Work instructions — Print the entries that appear below, exactly as written and without their pictures.

(Extracts from a graphics dataset)
[START]

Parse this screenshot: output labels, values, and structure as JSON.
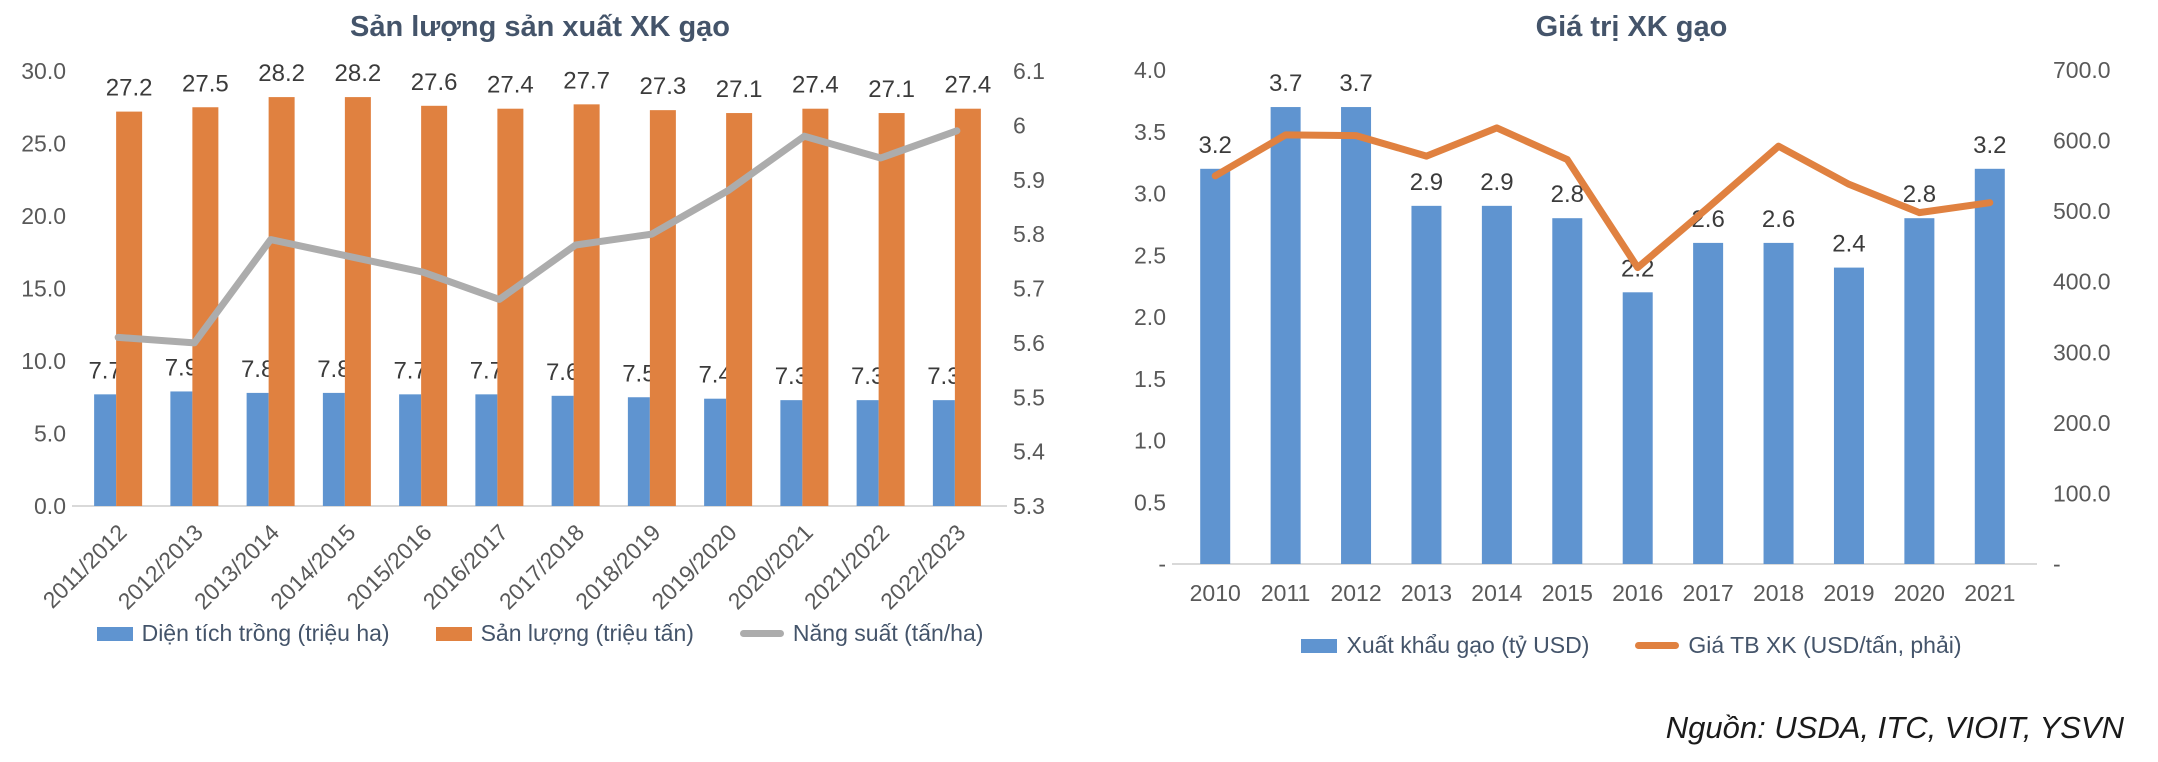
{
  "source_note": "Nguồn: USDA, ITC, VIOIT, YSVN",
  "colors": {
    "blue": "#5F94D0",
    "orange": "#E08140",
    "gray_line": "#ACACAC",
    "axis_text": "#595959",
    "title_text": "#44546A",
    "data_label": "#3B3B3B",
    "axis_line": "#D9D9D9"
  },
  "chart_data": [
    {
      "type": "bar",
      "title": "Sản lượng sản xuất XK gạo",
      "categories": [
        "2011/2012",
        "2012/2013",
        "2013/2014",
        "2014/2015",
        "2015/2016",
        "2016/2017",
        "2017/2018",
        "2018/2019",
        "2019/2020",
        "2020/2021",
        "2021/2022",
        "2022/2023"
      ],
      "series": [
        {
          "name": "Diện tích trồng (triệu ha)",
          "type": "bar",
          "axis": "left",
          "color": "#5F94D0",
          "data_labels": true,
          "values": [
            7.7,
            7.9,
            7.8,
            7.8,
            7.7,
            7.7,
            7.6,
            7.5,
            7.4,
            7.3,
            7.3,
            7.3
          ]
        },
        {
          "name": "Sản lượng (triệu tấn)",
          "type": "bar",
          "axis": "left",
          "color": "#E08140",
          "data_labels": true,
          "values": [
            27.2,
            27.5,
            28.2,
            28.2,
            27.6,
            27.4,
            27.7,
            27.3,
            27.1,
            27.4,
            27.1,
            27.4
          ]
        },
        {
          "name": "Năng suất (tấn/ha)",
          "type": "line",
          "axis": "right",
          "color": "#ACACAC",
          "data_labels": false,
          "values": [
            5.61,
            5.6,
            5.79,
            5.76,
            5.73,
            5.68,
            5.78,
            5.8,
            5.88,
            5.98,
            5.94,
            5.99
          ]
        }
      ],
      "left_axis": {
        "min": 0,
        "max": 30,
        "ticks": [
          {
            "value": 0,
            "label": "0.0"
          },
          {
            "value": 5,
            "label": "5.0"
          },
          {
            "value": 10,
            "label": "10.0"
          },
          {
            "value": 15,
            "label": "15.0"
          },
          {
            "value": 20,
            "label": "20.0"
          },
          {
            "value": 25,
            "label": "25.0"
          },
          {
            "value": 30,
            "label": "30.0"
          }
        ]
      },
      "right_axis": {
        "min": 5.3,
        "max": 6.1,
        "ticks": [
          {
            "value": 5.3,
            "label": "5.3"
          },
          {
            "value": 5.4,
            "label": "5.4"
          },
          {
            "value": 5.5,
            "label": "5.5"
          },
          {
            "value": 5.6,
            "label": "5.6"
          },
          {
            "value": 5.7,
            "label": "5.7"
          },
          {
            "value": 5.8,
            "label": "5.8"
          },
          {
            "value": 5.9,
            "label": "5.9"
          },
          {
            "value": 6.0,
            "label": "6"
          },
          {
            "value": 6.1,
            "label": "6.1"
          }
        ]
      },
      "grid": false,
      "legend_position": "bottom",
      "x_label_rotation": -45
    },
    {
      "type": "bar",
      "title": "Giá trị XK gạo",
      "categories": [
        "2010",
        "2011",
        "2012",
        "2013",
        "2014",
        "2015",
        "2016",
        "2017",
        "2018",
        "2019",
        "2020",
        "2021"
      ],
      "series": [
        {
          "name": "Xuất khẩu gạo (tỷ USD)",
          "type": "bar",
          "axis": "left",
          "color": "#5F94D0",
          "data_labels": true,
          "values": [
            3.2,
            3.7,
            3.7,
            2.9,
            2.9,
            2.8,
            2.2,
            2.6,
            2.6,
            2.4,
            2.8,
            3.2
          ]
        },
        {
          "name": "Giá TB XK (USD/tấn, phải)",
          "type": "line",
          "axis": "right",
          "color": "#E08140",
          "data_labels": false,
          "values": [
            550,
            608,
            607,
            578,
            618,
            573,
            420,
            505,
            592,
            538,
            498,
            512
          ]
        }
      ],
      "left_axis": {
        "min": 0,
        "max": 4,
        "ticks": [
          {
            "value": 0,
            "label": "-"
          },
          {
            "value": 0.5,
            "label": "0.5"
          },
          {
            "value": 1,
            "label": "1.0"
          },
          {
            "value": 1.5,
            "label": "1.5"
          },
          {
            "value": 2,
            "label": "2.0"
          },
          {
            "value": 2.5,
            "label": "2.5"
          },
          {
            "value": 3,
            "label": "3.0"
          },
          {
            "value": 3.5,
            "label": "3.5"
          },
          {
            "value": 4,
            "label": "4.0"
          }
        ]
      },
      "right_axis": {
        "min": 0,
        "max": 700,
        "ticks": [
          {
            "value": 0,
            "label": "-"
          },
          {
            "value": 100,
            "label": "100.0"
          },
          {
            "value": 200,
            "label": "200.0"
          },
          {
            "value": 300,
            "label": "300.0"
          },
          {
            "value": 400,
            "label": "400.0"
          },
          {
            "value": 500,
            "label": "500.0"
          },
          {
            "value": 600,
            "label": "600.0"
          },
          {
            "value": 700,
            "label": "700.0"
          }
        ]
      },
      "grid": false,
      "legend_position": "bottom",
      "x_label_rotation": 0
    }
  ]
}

[END]

Answer to the task —
Parse this screenshot: output labels, values, and structure as JSON.
{
  "source_note": "Nguồn: USDA, ITC, VIOIT, YSVN",
  "colors": {
    "blue": "#5F94D0",
    "orange": "#E08140",
    "gray_line": "#ACACAC",
    "axis_text": "#595959",
    "title_text": "#44546A",
    "data_label": "#3B3B3B",
    "axis_line": "#D9D9D9"
  },
  "chart_data": [
    {
      "type": "bar",
      "title": "Sản lượng sản xuất XK gạo",
      "categories": [
        "2011/2012",
        "2012/2013",
        "2013/2014",
        "2014/2015",
        "2015/2016",
        "2016/2017",
        "2017/2018",
        "2018/2019",
        "2019/2020",
        "2020/2021",
        "2021/2022",
        "2022/2023"
      ],
      "series": [
        {
          "name": "Diện tích trồng (triệu ha)",
          "type": "bar",
          "axis": "left",
          "color": "#5F94D0",
          "data_labels": true,
          "values": [
            7.7,
            7.9,
            7.8,
            7.8,
            7.7,
            7.7,
            7.6,
            7.5,
            7.4,
            7.3,
            7.3,
            7.3
          ]
        },
        {
          "name": "Sản lượng (triệu tấn)",
          "type": "bar",
          "axis": "left",
          "color": "#E08140",
          "data_labels": true,
          "values": [
            27.2,
            27.5,
            28.2,
            28.2,
            27.6,
            27.4,
            27.7,
            27.3,
            27.1,
            27.4,
            27.1,
            27.4
          ]
        },
        {
          "name": "Năng suất (tấn/ha)",
          "type": "line",
          "axis": "right",
          "color": "#ACACAC",
          "data_labels": false,
          "values": [
            5.61,
            5.6,
            5.79,
            5.76,
            5.73,
            5.68,
            5.78,
            5.8,
            5.88,
            5.98,
            5.94,
            5.99
          ]
        }
      ],
      "left_axis": {
        "min": 0,
        "max": 30,
        "ticks": [
          {
            "value": 0,
            "label": "0.0"
          },
          {
            "value": 5,
            "label": "5.0"
          },
          {
            "value": 10,
            "label": "10.0"
          },
          {
            "value": 15,
            "label": "15.0"
          },
          {
            "value": 20,
            "label": "20.0"
          },
          {
            "value": 25,
            "label": "25.0"
          },
          {
            "value": 30,
            "label": "30.0"
          }
        ]
      },
      "right_axis": {
        "min": 5.3,
        "max": 6.1,
        "ticks": [
          {
            "value": 5.3,
            "label": "5.3"
          },
          {
            "value": 5.4,
            "label": "5.4"
          },
          {
            "value": 5.5,
            "label": "5.5"
          },
          {
            "value": 5.6,
            "label": "5.6"
          },
          {
            "value": 5.7,
            "label": "5.7"
          },
          {
            "value": 5.8,
            "label": "5.8"
          },
          {
            "value": 5.9,
            "label": "5.9"
          },
          {
            "value": 6.0,
            "label": "6"
          },
          {
            "value": 6.1,
            "label": "6.1"
          }
        ]
      },
      "grid": false,
      "legend_position": "bottom",
      "x_label_rotation": -45
    },
    {
      "type": "bar",
      "title": "Giá trị XK gạo",
      "categories": [
        "2010",
        "2011",
        "2012",
        "2013",
        "2014",
        "2015",
        "2016",
        "2017",
        "2018",
        "2019",
        "2020",
        "2021"
      ],
      "series": [
        {
          "name": "Xuất khẩu gạo (tỷ USD)",
          "type": "bar",
          "axis": "left",
          "color": "#5F94D0",
          "data_labels": true,
          "values": [
            3.2,
            3.7,
            3.7,
            2.9,
            2.9,
            2.8,
            2.2,
            2.6,
            2.6,
            2.4,
            2.8,
            3.2
          ]
        },
        {
          "name": "Giá TB XK (USD/tấn, phải)",
          "type": "line",
          "axis": "right",
          "color": "#E08140",
          "data_labels": false,
          "values": [
            550,
            608,
            607,
            578,
            618,
            573,
            420,
            505,
            592,
            538,
            498,
            512
          ]
        }
      ],
      "left_axis": {
        "min": 0,
        "max": 4,
        "ticks": [
          {
            "value": 0,
            "label": "-"
          },
          {
            "value": 0.5,
            "label": "0.5"
          },
          {
            "value": 1,
            "label": "1.0"
          },
          {
            "value": 1.5,
            "label": "1.5"
          },
          {
            "value": 2,
            "label": "2.0"
          },
          {
            "value": 2.5,
            "label": "2.5"
          },
          {
            "value": 3,
            "label": "3.0"
          },
          {
            "value": 3.5,
            "label": "3.5"
          },
          {
            "value": 4,
            "label": "4.0"
          }
        ]
      },
      "right_axis": {
        "min": 0,
        "max": 700,
        "ticks": [
          {
            "value": 0,
            "label": "-"
          },
          {
            "value": 100,
            "label": "100.0"
          },
          {
            "value": 200,
            "label": "200.0"
          },
          {
            "value": 300,
            "label": "300.0"
          },
          {
            "value": 400,
            "label": "400.0"
          },
          {
            "value": 500,
            "label": "500.0"
          },
          {
            "value": 600,
            "label": "600.0"
          },
          {
            "value": 700,
            "label": "700.0"
          }
        ]
      },
      "grid": false,
      "legend_position": "bottom",
      "x_label_rotation": 0
    }
  ]
}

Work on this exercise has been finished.